▶ **Instructions for the task**
Each entry below is to be transcribed exactly.

* BEGIN Data supplied *

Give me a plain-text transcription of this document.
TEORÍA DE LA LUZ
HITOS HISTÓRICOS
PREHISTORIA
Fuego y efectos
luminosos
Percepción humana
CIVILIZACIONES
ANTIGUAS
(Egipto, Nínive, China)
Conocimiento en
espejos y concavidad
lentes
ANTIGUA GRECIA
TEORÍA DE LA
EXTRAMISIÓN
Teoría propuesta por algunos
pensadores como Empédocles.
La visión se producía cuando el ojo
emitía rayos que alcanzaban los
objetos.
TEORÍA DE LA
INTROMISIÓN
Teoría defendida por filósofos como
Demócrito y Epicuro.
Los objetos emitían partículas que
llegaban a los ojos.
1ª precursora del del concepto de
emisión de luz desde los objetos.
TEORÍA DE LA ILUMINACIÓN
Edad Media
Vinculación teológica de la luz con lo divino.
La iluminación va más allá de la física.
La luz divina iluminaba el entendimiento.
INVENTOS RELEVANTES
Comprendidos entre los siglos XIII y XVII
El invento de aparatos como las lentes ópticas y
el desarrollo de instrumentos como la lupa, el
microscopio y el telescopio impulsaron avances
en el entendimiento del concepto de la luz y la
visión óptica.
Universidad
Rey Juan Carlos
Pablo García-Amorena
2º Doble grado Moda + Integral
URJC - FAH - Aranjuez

* END Data supplied *

▶ **Written response**
Give me a plain-text transcription of this document.
TEORÍA DE LA LUZ
HITOS HISTÓRICOS
PREHISTORIA
Fuego y efectos
luminosos
Percepción humana
CIVILIZACIONES
ANTIGUAS
(Egipto, Nínive, China)
Conocimiento en
espejos y concavidad
lentes
ANTIGUA GRECIA
TEORÍA DE LA
EXTRAMISIÓN
Teoría propuesta por algunos
pensadores como Empédocles.
La visión se producía cuando el ojo
emitía rayos que alcanzaban los
objetos.
TEORÍA DE LA
INTROMISIÓN
Teoría defendida por filósofos como
Demócrito y Epicuro.
Los objetos emitían partículas que
llegaban a los ojos.
1ª precursora del del concepto de
emisión de luz desde los objetos.
TEORÍA DE LA ILUMINACIÓN
Edad Media
Vinculación teológica de la luz con lo divino.
La iluminación va más allá de la física.
La luz divina iluminaba el entendimiento.
INVENTOS RELEVANTES
Comprendidos entre los siglos XIII y XVII
El invento de aparatos como las lentes ópticas y
el desarrollo de instrumentos como la lupa, el
microscopio y el telescopio impulsaron avances
en el entendimiento del concepto de la luz y la
visión óptica.
Universidad
Rey Juan Carlos
Pablo García-Amorena
2º Doble grado Moda + Integral
URJC - FAH - Aranjuez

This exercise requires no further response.